BEGIN

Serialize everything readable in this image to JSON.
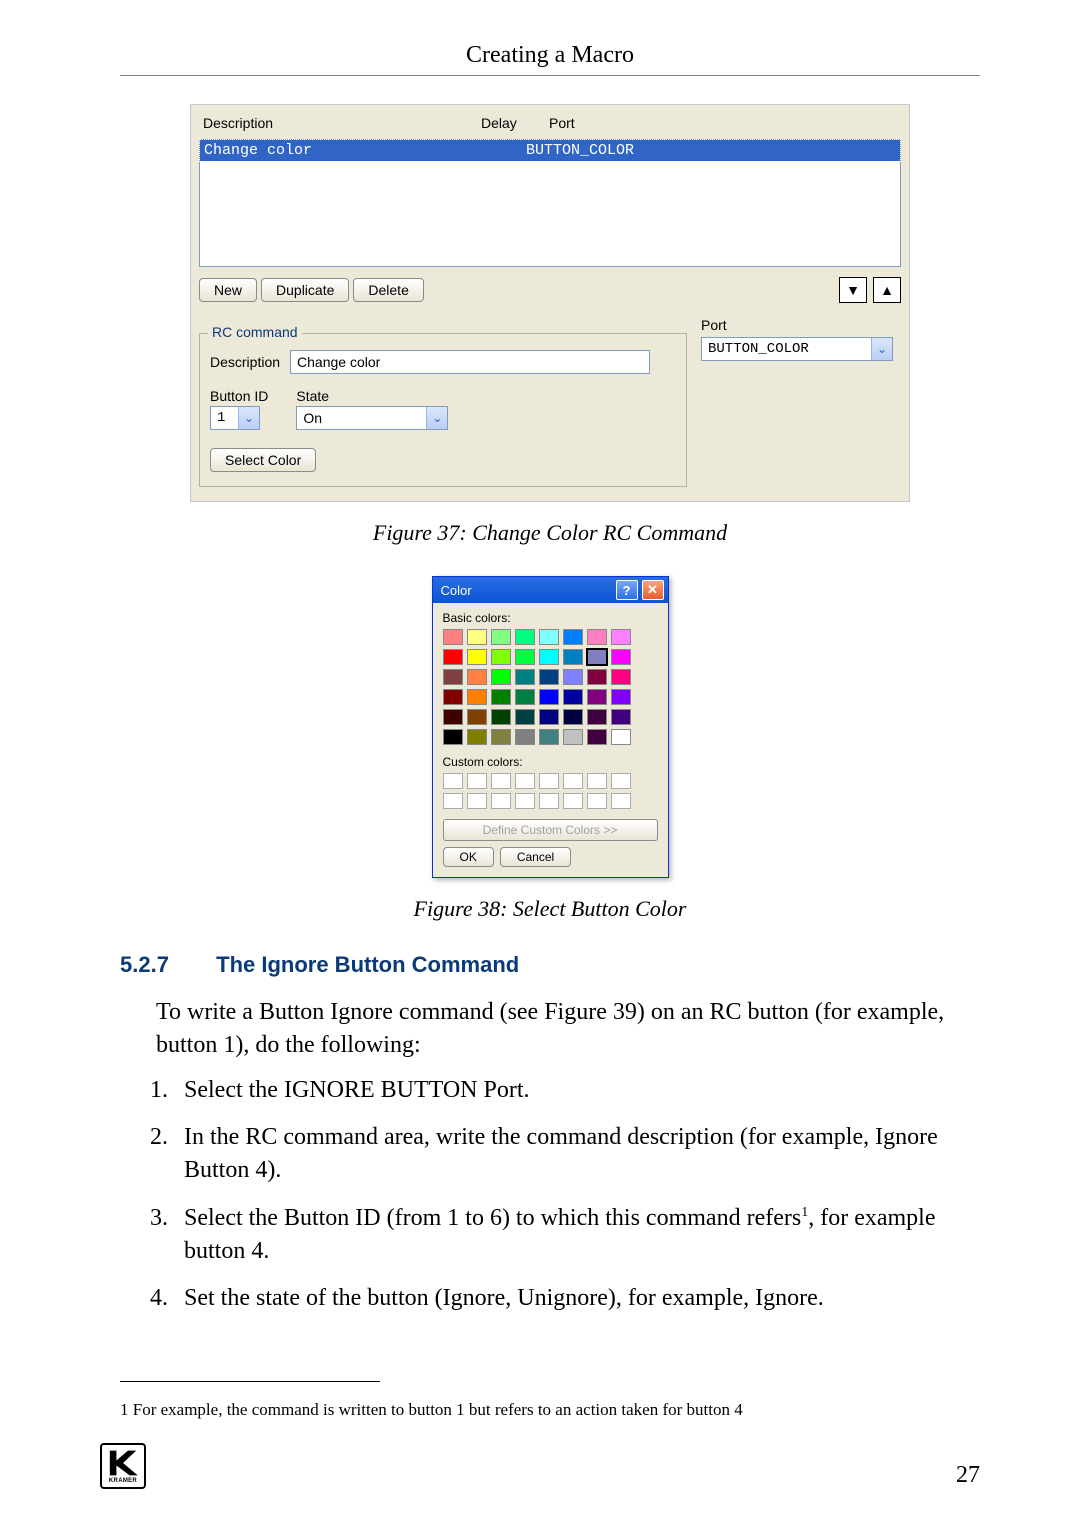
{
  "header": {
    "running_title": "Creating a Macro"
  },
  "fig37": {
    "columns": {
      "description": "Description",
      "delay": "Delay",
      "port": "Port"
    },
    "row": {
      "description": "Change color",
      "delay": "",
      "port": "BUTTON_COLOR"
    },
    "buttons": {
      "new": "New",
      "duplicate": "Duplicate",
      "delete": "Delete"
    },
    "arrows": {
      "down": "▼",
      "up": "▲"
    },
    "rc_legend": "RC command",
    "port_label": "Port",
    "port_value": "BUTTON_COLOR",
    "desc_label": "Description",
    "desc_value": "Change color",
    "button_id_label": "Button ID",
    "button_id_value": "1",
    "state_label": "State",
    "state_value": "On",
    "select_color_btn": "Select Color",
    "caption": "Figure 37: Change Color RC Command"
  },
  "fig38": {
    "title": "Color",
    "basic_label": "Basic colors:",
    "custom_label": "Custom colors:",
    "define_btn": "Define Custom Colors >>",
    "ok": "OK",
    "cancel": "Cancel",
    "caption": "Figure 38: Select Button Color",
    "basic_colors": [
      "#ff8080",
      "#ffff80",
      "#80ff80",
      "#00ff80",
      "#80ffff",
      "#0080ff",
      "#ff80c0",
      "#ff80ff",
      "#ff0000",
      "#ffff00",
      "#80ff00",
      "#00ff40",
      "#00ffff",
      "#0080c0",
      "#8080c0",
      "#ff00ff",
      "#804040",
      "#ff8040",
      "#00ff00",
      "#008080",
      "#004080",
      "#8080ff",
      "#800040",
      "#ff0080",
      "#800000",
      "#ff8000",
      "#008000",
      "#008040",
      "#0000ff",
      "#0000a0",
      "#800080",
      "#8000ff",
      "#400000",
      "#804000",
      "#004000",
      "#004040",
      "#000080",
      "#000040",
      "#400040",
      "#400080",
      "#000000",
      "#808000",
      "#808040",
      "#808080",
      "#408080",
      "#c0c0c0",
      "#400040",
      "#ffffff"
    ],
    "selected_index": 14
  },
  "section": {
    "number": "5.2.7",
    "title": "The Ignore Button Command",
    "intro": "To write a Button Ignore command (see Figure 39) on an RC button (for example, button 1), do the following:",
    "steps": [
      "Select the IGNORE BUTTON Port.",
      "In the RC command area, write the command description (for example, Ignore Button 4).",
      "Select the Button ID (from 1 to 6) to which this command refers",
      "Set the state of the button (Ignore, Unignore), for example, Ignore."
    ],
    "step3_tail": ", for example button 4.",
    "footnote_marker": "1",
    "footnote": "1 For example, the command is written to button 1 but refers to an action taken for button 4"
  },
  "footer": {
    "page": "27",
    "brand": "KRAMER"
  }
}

END

The exercise :: From the entries above, list each line with "this" in it.

Exercise output ::
Serialize everything readable in this image to JSON.
      "Select the Button ID (from 1 to 6) to which this command refers",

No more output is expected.